### Given problem:
Where a line holds the string "Democratic", return that line.

□ □ □ □ □ □ □

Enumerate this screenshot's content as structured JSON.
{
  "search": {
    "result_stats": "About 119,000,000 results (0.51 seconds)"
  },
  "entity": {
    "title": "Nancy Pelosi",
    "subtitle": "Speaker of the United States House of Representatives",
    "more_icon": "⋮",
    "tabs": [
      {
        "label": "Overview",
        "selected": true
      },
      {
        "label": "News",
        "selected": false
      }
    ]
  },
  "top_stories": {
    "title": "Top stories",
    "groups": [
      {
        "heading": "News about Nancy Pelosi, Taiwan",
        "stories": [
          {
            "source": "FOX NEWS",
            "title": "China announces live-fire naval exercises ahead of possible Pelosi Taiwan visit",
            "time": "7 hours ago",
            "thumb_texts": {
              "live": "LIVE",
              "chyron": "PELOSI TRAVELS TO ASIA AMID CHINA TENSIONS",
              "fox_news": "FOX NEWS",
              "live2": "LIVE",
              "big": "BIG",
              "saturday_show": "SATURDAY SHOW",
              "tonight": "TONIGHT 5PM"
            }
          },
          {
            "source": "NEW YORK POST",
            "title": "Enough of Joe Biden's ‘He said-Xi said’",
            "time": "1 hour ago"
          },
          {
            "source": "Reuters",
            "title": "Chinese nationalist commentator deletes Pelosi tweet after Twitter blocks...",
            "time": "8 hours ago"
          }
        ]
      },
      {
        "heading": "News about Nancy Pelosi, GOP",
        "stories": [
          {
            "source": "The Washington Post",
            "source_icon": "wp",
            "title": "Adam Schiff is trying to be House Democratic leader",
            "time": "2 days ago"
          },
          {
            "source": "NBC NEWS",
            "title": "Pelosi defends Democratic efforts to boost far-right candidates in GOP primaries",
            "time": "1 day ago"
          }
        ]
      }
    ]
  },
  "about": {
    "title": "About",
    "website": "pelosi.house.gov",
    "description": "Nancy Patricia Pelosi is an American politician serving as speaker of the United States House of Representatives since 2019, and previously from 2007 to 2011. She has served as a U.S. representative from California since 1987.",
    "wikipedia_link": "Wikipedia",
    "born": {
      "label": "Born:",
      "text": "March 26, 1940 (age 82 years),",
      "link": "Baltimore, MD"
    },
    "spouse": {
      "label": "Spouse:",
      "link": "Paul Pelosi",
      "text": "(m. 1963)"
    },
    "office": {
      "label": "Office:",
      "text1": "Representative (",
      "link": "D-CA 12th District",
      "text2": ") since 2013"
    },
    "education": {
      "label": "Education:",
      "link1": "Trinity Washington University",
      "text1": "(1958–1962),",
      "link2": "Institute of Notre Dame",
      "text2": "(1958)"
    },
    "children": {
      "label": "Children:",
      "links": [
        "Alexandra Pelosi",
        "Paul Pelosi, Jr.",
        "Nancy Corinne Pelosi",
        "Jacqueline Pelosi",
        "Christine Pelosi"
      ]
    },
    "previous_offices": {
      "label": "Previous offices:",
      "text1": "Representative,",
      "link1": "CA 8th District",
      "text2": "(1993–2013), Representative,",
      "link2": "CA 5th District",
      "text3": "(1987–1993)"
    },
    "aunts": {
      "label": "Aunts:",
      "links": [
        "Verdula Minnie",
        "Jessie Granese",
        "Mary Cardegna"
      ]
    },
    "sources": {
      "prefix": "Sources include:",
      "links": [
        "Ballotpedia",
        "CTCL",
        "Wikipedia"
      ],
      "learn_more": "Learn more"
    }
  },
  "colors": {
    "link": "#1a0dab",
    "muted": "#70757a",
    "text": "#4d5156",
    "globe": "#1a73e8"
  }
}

□ □ □ □ □ □ □

### Response to the task:
            "title": "Adam Schiff is trying to be House Democratic leader",
            "title": "Pelosi defends Democratic efforts to boost far-right candidates in GOP primaries",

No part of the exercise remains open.